> [The exercise] Type every record exactly as it appears.

> [Stored rows]

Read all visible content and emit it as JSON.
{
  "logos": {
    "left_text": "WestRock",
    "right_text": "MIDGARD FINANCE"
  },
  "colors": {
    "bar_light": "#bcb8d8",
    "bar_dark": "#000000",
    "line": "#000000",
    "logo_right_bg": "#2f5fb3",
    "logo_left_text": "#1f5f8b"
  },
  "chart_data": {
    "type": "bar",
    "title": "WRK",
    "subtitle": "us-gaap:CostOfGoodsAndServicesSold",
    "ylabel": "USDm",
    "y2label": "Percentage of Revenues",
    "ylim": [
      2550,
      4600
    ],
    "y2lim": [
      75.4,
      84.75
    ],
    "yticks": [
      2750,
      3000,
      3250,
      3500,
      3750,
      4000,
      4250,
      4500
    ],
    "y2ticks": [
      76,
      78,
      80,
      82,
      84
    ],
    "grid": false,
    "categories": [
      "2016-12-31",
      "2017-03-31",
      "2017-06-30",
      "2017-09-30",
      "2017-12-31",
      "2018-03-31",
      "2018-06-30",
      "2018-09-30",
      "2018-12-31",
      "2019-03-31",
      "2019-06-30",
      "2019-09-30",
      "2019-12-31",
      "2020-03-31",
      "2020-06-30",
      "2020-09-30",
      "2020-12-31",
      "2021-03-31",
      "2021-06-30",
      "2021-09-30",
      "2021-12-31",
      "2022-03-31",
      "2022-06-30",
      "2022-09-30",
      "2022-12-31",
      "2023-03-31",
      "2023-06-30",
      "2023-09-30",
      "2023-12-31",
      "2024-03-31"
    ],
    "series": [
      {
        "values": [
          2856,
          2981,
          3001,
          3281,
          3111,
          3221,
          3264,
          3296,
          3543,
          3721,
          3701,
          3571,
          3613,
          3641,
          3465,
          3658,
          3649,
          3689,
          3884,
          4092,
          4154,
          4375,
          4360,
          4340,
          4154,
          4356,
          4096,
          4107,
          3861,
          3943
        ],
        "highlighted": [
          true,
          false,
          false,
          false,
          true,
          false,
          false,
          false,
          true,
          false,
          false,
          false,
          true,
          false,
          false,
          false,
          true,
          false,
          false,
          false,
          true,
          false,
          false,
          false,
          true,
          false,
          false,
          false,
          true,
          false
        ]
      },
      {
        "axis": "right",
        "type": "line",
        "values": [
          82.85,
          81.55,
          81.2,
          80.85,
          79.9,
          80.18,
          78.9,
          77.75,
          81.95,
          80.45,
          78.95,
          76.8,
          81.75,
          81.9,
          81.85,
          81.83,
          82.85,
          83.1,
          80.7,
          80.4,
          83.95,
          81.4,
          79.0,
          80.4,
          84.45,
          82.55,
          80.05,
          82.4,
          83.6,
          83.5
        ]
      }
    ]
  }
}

> [Solution below]
Read all visible content and emit it as JSON.
{
  "logos": {
    "left_text": "WestRock",
    "right_text": "MIDGARD FINANCE"
  },
  "colors": {
    "bar_light": "#bcb8d8",
    "bar_dark": "#000000",
    "line": "#000000",
    "logo_right_bg": "#2f5fb3",
    "logo_left_text": "#1f5f8b"
  },
  "chart_data": {
    "type": "bar",
    "title": "WRK",
    "subtitle": "us-gaap:CostOfGoodsAndServicesSold",
    "ylabel": "USDm",
    "y2label": "Percentage of Revenues",
    "ylim": [
      2550,
      4600
    ],
    "y2lim": [
      75.4,
      84.75
    ],
    "yticks": [
      2750,
      3000,
      3250,
      3500,
      3750,
      4000,
      4250,
      4500
    ],
    "y2ticks": [
      76,
      78,
      80,
      82,
      84
    ],
    "grid": false,
    "categories": [
      "2016-12-31",
      "2017-03-31",
      "2017-06-30",
      "2017-09-30",
      "2017-12-31",
      "2018-03-31",
      "2018-06-30",
      "2018-09-30",
      "2018-12-31",
      "2019-03-31",
      "2019-06-30",
      "2019-09-30",
      "2019-12-31",
      "2020-03-31",
      "2020-06-30",
      "2020-09-30",
      "2020-12-31",
      "2021-03-31",
      "2021-06-30",
      "2021-09-30",
      "2021-12-31",
      "2022-03-31",
      "2022-06-30",
      "2022-09-30",
      "2022-12-31",
      "2023-03-31",
      "2023-06-30",
      "2023-09-30",
      "2023-12-31",
      "2024-03-31"
    ],
    "series": [
      {
        "values": [
          2856,
          2981,
          3001,
          3281,
          3111,
          3221,
          3264,
          3296,
          3543,
          3721,
          3701,
          3571,
          3613,
          3641,
          3465,
          3658,
          3649,
          3689,
          3884,
          4092,
          4154,
          4375,
          4360,
          4340,
          4154,
          4356,
          4096,
          4107,
          3861,
          3943
        ],
        "highlighted": [
          true,
          false,
          false,
          false,
          true,
          false,
          false,
          false,
          true,
          false,
          false,
          false,
          true,
          false,
          false,
          false,
          true,
          false,
          false,
          false,
          true,
          false,
          false,
          false,
          true,
          false,
          false,
          false,
          true,
          false
        ]
      },
      {
        "axis": "right",
        "type": "line",
        "values": [
          82.85,
          81.55,
          81.2,
          80.85,
          79.9,
          80.18,
          78.9,
          77.75,
          81.95,
          80.45,
          78.95,
          76.8,
          81.75,
          81.9,
          81.85,
          81.83,
          82.85,
          83.1,
          80.7,
          80.4,
          83.95,
          81.4,
          79.0,
          80.4,
          84.45,
          82.55,
          80.05,
          82.4,
          83.6,
          83.5
        ]
      }
    ]
  }
}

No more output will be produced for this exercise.